[WHAT IS EXPECTED]
Report only the number of lines that hold the word "JSON".

[RECORDS FOR THIS TASK]

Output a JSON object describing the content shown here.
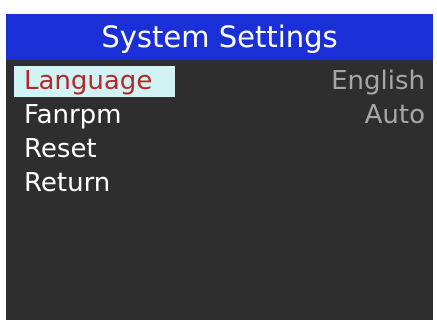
{
  "header": {
    "title": "System Settings"
  },
  "menu": {
    "items": [
      {
        "label": "Language",
        "value": "English",
        "selected": true
      },
      {
        "label": "Fanrpm",
        "value": "Auto",
        "selected": false
      },
      {
        "label": "Reset"
      },
      {
        "label": "Return"
      }
    ]
  },
  "colors": {
    "title_bar": "#1a2fd6",
    "screen_background": "#2e2e2e",
    "highlight_background": "#d2f3f3",
    "selected_text": "#b3282a",
    "item_text": "#ffffff",
    "value_text": "#a6a6a6"
  }
}
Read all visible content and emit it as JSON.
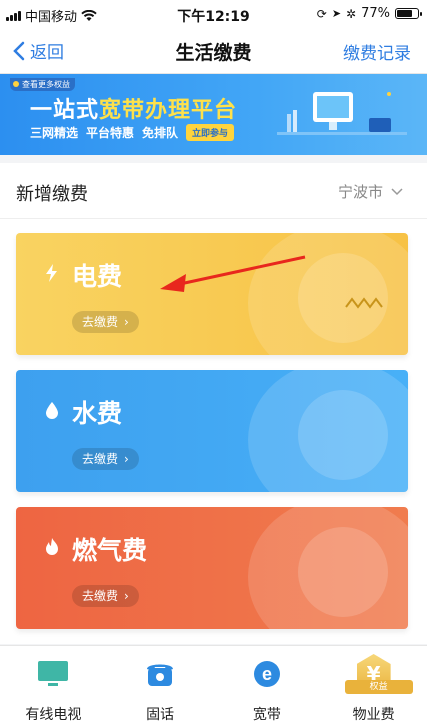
{
  "status_bar": {
    "carrier": "中国移动",
    "time": "下午12:19",
    "battery": "77%",
    "battery_level": 0.77
  },
  "nav": {
    "back_label": "返回",
    "title": "生活缴费",
    "right_label": "缴费记录"
  },
  "banner": {
    "tag": "查看更多权益",
    "title_prefix": "一站式",
    "title_highlight": "宽带办理平台",
    "features": [
      "三网精选",
      "平台特惠",
      "免排队"
    ],
    "cta": "立即参与"
  },
  "section": {
    "title": "新增缴费",
    "city": "宁波市"
  },
  "cards": [
    {
      "title": "电费",
      "action": "去缴费",
      "icon": "lightning-icon",
      "color": "#f8ca50"
    },
    {
      "title": "水费",
      "action": "去缴费",
      "icon": "water-drop-icon",
      "color": "#42a8f3"
    },
    {
      "title": "燃气费",
      "action": "去缴费",
      "icon": "flame-icon",
      "color": "#ef6f48"
    }
  ],
  "tabs": [
    {
      "label": "有线电视",
      "icon": "tv-icon"
    },
    {
      "label": "固话",
      "icon": "telephone-icon"
    },
    {
      "label": "宽带",
      "icon": "broadband-e-icon"
    },
    {
      "label": "物业费",
      "icon": "property-badge-icon",
      "badge": "权益"
    }
  ],
  "colors": {
    "accent": "#2f7de1"
  }
}
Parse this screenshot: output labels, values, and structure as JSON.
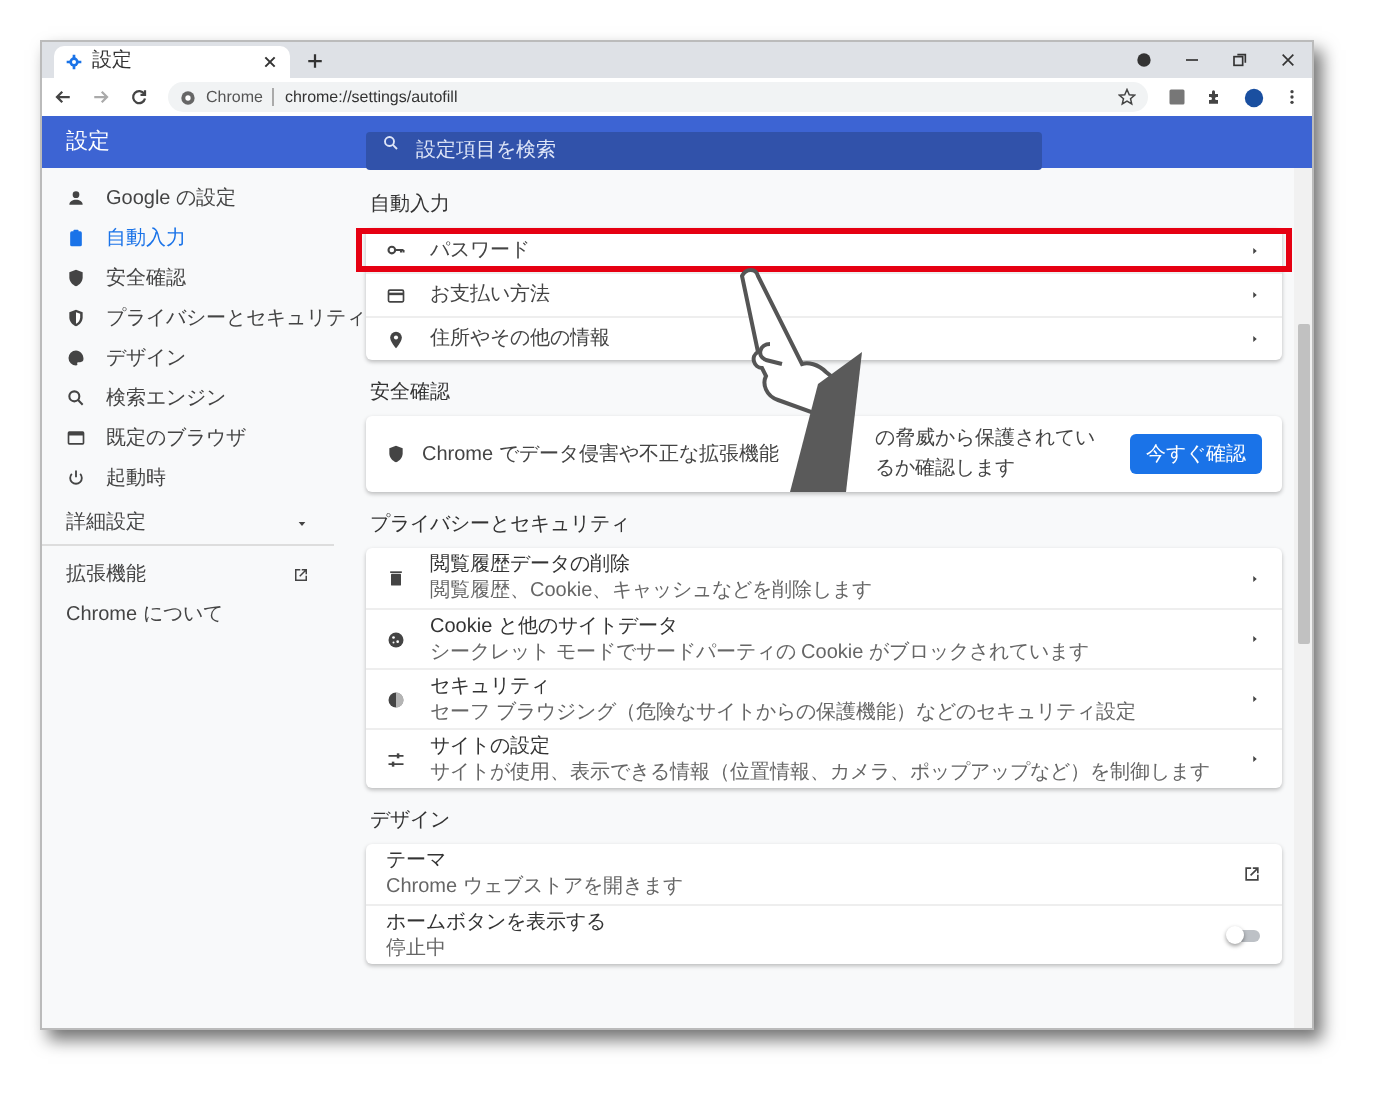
{
  "tab": {
    "title": "設定"
  },
  "address_bar": {
    "site_label": "Chrome",
    "url": "chrome://settings/autofill"
  },
  "header": {
    "title": "設定",
    "search_placeholder": "設定項目を検索"
  },
  "sidebar": {
    "items": [
      {
        "label": "Google の設定",
        "selected": false
      },
      {
        "label": "自動入力",
        "selected": true
      },
      {
        "label": "安全確認",
        "selected": false
      },
      {
        "label": "プライバシーとセキュリティ",
        "selected": false
      },
      {
        "label": "デザイン",
        "selected": false
      },
      {
        "label": "検索エンジン",
        "selected": false
      },
      {
        "label": "既定のブラウザ",
        "selected": false
      },
      {
        "label": "起動時",
        "selected": false
      }
    ],
    "advanced": {
      "label": "詳細設定",
      "expanded": false
    },
    "links": [
      {
        "label": "拡張機能",
        "external": true
      },
      {
        "label": "Chrome について",
        "external": false
      }
    ]
  },
  "autofill": {
    "heading": "自動入力",
    "rows": [
      {
        "label": "パスワード",
        "highlighted": true
      },
      {
        "label": "お支払い方法",
        "highlighted": false
      },
      {
        "label": "住所やその他の情報",
        "highlighted": false
      }
    ]
  },
  "safety_check": {
    "heading": "安全確認",
    "text_before": "Chrome でデータ侵害や不正な拡張機能",
    "text_after": "の脅威から保護されているか確認します",
    "button": "今すぐ確認"
  },
  "privacy": {
    "heading": "プライバシーとセキュリティ",
    "rows": [
      {
        "title": "閲覧履歴データの削除",
        "description": "閲覧履歴、Cookie、キャッシュなどを削除します"
      },
      {
        "title": "Cookie と他のサイトデータ",
        "description": "シークレット モードでサードパーティの Cookie がブロックされています"
      },
      {
        "title": "セキュリティ",
        "description": "セーフ ブラウジング（危険なサイトからの保護機能）などのセキュリティ設定"
      },
      {
        "title": "サイトの設定",
        "description": "サイトが使用、表示できる情報（位置情報、カメラ、ポップアップなど）を制御します"
      }
    ]
  },
  "design": {
    "heading": "デザイン",
    "rows": [
      {
        "kind": "external",
        "title": "テーマ",
        "description": "Chrome ウェブストアを開きます"
      },
      {
        "kind": "toggle",
        "title": "ホームボタンを表示する",
        "description": "停止中",
        "on": false
      }
    ]
  }
}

[WORKED SOLUTION]
3